-- PROBLEM DETAILS --
Could you rewrite the paragraph of the text about email in India below that begins "The services are hardly lavish" as a short bulleted list that keeps its main facts?

-- TEXT PASSAGE --
##############################
India may not be ready to wire every village, but the country was at least thinking about how to keep its best and brightest students flourishing at home. And its best and brightest students were taking themselves and their craft seriously-an important first step. As we finished our chai and prepared to depart the university, Dr. Maheswari gave us Americans some friendly advice. "Keep an eye on us," he said. "In a few years, India may well catch up."

Email Greetings from India

The Indian subcontinent is about 12,000 miles from the American West Coast. Nonetheless, staying in touch by email proved both easy and inexpensive, with no need to carry a laptop or figure out how to reach your ISP. The secret is India's thriving new business sector: drop-in Internet services. These small establishments cater mostly to international visitors, though the locals are beginning to use them as well. You sit at a terminal, the proprietor notes the time on the desktop clock, you pull up a web-based email service (Hotmail was favored), and the world is at your fingertips. The price: around $2.50 an hour.

The services are hardly lavish-typically four to six networked PCs crammed into a small room. But they do the job with admirable efficiency, with one server providing a single-line connection for the entire establishment. Because India's power is both unreliable and uneven, uninterrupted power supplies were usually employed to protect data and equipment against surges. The service we used in Varanasi maintained a bank of car batteries, and one night, I was able to send mail via a computer powered by a gasoline generator.

Of course, one could bring a laptop, and if you were traveling on business and staying in five-star hotels, a laptop might serve you well. But if you want to immerse yourself in India, not just glimpse it from a distance, five-star hotels are just a gleaming barrier. Our alternative was to stay in more modest accommodations and share an NEC Mobilepro for notetaking. The Windows CE handheld (which NEC no longer manufacturers) proved lightweight and compact, and its monochrome screen required just two AA batteries. I used the device to tap out an entire speech.

But for connecting with the Internet, India's Internet services served us well. From Jaiselmir and Jaipur to Jodpur and New Delhi, we usually found email connectivity within walking distance. Sometimes, the walk was memorable. From our Varanasi hotel on the Ganges, I had to memorize the route through a maze of "alleys" so narrow that only a sliver of sky appeared above, past the chants of Hindu prayers, water buffalo being milked, motor scooters running near full throttle, and the clatter of school kids underfoot. These pathways of the old town eventually opened up to a broader street, with chai stands and women squatting on blankets selling vegetables at the local food market. Cross the street, dodging the bicycle rickshaws, and look for the banner for Internet services, up a small flight of stairs, where the proprietor warns you about the low-hanging doorway.

While the modems are state-of-the-art 56Kbps, throughput speeds suffer from overtaxed servers. By the early afternoon, a single web page with graphics turned off can take more than a minute to load, sometimes timing out. Outside of Delhi, where throughput was better, we quickly learned that the best time to send email was when the shops opened at 8AM.

While this delay was merely inconvenient for us, it will prove a barrier to Internet adoption for Indians themselves, many of whom blame the government's monopoly for keeping data traffic bogged down. Still, plans are at least in the talking stages for a nationwide high speed backbone. In Varanasi, the university is looking into building its own Web server and selling ISP services to outsiders. Both these and other moves will be necessary if India is to truly become an online nation. While the country is famous for its collective patience, even Hindu apprentice monks have been known to get frustrated at the slow speeds. "A religious man still gets angry," says Vilas. "We are, after all, human beings. But the difference is: we don't stay angry as long."
##############################
-- EXTRACTED INFORMATION --
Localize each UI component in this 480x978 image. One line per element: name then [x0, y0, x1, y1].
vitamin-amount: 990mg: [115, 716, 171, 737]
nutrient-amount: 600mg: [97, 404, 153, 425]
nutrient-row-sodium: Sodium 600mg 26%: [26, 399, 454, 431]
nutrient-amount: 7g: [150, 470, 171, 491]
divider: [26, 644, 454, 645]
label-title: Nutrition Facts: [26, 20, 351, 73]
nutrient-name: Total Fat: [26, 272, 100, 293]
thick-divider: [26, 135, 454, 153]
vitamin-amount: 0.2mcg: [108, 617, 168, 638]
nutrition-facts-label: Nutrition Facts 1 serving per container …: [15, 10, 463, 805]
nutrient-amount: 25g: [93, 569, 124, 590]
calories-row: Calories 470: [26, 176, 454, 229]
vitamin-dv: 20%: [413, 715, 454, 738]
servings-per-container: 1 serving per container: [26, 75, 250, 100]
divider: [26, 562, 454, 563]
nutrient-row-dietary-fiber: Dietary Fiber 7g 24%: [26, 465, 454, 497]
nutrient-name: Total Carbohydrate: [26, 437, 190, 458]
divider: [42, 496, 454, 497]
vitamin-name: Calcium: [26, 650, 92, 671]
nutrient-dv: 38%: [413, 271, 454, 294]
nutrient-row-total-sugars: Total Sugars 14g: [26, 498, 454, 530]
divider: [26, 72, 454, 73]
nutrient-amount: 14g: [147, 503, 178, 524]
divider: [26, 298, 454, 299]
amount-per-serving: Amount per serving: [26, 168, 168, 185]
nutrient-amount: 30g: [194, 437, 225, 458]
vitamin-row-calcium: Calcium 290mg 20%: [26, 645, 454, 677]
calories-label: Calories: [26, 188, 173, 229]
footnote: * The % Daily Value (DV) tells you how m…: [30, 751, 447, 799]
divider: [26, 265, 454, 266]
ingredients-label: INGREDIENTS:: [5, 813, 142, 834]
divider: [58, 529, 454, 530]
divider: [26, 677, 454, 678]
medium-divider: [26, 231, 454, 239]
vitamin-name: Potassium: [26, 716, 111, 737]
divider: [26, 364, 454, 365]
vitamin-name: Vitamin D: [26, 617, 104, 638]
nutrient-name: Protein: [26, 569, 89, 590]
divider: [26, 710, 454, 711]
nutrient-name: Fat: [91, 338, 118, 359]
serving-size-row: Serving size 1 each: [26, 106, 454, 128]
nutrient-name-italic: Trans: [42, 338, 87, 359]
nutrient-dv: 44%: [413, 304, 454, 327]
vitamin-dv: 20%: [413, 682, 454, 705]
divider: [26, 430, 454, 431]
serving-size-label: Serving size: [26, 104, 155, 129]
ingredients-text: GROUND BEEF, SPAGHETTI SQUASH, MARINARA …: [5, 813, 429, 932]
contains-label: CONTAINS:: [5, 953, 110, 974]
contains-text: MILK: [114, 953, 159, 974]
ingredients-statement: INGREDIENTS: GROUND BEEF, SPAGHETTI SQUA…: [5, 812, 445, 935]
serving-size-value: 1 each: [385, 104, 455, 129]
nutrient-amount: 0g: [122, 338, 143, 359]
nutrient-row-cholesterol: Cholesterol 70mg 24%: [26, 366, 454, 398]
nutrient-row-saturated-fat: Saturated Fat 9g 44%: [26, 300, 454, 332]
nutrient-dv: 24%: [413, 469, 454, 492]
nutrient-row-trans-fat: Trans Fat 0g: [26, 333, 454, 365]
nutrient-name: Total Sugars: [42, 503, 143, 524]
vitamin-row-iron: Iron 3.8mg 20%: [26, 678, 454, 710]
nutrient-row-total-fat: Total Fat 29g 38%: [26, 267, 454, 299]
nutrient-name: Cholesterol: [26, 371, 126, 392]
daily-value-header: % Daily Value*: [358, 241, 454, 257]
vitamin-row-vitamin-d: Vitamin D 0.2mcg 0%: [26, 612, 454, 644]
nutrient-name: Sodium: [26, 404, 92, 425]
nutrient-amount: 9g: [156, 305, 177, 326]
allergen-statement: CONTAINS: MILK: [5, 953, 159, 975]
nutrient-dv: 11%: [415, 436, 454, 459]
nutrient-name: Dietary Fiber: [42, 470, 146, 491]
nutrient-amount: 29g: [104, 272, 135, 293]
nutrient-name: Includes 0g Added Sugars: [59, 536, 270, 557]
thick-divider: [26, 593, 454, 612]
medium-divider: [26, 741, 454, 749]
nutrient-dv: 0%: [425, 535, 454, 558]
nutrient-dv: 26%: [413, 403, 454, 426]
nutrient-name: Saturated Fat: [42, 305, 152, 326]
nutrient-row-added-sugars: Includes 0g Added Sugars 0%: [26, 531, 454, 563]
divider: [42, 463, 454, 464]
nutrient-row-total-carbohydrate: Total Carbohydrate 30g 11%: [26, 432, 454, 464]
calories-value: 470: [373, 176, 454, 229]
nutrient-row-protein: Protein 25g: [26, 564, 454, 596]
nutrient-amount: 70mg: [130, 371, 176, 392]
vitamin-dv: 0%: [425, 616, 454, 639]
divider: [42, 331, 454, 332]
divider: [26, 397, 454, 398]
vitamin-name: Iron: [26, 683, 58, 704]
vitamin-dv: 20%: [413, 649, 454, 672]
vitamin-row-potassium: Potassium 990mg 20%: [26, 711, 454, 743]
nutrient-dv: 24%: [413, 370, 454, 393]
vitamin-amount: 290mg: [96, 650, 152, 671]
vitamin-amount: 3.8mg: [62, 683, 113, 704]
##############################
-- EXERCISE RESPONSE --
- The Internet services are modest, typically four to six networked PCs crammed into a small room.
- They work with admirable efficiency, with one server providing a single-line connection for the whole establishment.
- Because India's power is unreliable and uneven, uninterrupted power supplies were usually used to protect data and equipment against surges.
- The service used in Varanasi kept a bank of car batteries.
- One night, the writer sent mail from a computer powered by a gasoline generator.